◆ Task
In the entries, find all lines that hold the word "peut" and copy them.

◆ Working data

-*-*-

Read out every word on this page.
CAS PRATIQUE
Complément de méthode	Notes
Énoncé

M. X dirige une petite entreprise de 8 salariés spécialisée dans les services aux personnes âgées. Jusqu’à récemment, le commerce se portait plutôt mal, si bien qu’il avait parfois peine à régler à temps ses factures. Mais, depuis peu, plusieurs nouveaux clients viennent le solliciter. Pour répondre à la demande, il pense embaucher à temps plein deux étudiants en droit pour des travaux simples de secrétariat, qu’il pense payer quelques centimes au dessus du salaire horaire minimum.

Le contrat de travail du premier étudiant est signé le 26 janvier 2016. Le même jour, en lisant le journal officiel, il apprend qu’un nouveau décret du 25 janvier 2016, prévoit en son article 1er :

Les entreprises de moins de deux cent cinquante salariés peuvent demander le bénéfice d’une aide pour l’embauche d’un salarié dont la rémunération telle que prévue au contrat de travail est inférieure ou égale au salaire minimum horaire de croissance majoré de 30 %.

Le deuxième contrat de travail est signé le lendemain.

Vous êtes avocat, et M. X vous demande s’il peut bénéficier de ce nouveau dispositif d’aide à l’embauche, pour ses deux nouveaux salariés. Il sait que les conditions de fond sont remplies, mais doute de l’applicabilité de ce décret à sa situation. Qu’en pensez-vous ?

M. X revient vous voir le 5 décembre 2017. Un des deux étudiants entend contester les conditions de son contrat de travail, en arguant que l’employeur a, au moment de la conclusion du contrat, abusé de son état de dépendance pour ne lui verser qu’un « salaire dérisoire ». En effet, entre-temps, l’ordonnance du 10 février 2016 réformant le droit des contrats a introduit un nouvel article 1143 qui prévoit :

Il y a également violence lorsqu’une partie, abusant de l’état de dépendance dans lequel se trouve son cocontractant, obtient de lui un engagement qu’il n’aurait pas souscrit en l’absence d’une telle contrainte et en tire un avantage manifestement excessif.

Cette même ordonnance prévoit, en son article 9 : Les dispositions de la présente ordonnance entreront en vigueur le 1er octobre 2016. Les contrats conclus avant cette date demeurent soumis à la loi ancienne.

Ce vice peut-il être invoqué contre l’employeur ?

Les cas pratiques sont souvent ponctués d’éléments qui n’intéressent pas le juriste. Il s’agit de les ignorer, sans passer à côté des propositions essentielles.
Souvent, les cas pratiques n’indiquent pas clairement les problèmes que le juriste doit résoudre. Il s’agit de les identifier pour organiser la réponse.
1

-*-*-

◆ Reply to the exercise
Vous êtes avocat, et M. X vous demande s’il peut bénéficier de ce nouveau dispositif d’aide à l’embauche, pour ses deux nouveaux salariés. Il sait que les conditions de fond sont remplies, mais doute de l’applicabilité de ce décret à sa situation. Qu’en pensez-vous ?
Ce vice peut-il être invoqué contre l’employeur ?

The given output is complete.